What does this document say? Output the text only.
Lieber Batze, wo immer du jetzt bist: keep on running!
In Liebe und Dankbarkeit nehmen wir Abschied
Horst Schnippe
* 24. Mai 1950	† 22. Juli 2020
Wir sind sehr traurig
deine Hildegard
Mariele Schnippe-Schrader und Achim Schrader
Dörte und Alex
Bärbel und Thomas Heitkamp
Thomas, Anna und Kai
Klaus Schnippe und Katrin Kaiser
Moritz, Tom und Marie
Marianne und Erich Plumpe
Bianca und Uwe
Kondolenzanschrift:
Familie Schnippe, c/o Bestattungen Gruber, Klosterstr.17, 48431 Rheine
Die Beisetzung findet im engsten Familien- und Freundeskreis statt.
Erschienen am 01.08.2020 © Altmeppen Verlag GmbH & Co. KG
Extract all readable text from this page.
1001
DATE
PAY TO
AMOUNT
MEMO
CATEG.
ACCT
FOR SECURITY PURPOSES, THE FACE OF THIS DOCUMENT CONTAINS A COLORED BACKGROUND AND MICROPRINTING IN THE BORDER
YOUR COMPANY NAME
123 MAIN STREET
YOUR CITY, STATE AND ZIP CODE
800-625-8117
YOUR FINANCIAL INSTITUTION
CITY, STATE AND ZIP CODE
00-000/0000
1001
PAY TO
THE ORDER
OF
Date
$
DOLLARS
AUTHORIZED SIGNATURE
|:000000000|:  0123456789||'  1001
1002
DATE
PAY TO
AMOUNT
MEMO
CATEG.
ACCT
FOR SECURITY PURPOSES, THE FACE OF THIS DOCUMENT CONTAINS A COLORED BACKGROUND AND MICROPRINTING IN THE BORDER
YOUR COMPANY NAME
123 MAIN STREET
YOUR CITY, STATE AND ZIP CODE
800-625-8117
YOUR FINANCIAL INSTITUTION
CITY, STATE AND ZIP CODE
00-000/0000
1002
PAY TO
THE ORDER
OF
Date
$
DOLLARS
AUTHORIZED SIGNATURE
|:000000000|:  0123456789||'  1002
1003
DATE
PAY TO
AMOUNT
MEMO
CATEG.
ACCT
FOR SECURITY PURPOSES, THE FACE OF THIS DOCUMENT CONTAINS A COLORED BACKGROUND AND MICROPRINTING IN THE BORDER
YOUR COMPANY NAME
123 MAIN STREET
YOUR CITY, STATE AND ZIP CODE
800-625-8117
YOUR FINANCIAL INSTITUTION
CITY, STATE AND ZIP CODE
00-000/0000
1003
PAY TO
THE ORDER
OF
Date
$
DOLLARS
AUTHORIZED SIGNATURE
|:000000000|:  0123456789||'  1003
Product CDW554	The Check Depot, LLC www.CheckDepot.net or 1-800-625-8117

══════════

- [DESCRIPTION OF THE TASK]:
Each line of the material above must be retyped precisely.

- [RIGHT ANSWER]:
What does this document say? Output the text only.
Lieber Batze, wo immer du jetzt bist: keep on running!
In Liebe und Dankbarkeit nehmen wir Abschied
Horst Schnippe
* 24. Mai 1950	† 22. Juli 2020
Wir sind sehr traurig
deine Hildegard
Mariele Schnippe-Schrader und Achim Schrader
Dörte und Alex
Bärbel und Thomas Heitkamp
Thomas, Anna und Kai
Klaus Schnippe und Katrin Kaiser
Moritz, Tom und Marie
Marianne und Erich Plumpe
Bianca und Uwe
Kondolenzanschrift:
Familie Schnippe, c/o Bestattungen Gruber, Klosterstr.17, 48431 Rheine
Die Beisetzung findet im engsten Familien- und Freundeskreis statt.
Erschienen am 01.08.2020 © Altmeppen Verlag GmbH & Co. KG
Extract all readable text from this page.
1001
DATE
PAY TO
AMOUNT
MEMO
CATEG.
ACCT
FOR SECURITY PURPOSES, THE FACE OF THIS DOCUMENT CONTAINS A COLORED BACKGROUND AND MICROPRINTING IN THE BORDER
YOUR COMPANY NAME
123 MAIN STREET
YOUR CITY, STATE AND ZIP CODE
800-625-8117
YOUR FINANCIAL INSTITUTION
CITY, STATE AND ZIP CODE
00-000/0000
1001
PAY TO
THE ORDER
OF
Date
$
DOLLARS
AUTHORIZED SIGNATURE
|:000000000|:  0123456789||'  1001
1002
DATE
PAY TO
AMOUNT
MEMO
CATEG.
ACCT
FOR SECURITY PURPOSES, THE FACE OF THIS DOCUMENT CONTAINS A COLORED BACKGROUND AND MICROPRINTING IN THE BORDER
YOUR COMPANY NAME
123 MAIN STREET
YOUR CITY, STATE AND ZIP CODE
800-625-8117
YOUR FINANCIAL INSTITUTION
CITY, STATE AND ZIP CODE
00-000/0000
1002
PAY TO
THE ORDER
OF
Date
$
DOLLARS
AUTHORIZED SIGNATURE
|:000000000|:  0123456789||'  1002
1003
DATE
PAY TO
AMOUNT
MEMO
CATEG.
ACCT
FOR SECURITY PURPOSES, THE FACE OF THIS DOCUMENT CONTAINS A COLORED BACKGROUND AND MICROPRINTING IN THE BORDER
YOUR COMPANY NAME
123 MAIN STREET
YOUR CITY, STATE AND ZIP CODE
800-625-8117
YOUR FINANCIAL INSTITUTION
CITY, STATE AND ZIP CODE
00-000/0000
1003
PAY TO
THE ORDER
OF
Date
$
DOLLARS
AUTHORIZED SIGNATURE
|:000000000|:  0123456789||'  1003
Product CDW554	The Check Depot, LLC www.CheckDepot.net or 1-800-625-8117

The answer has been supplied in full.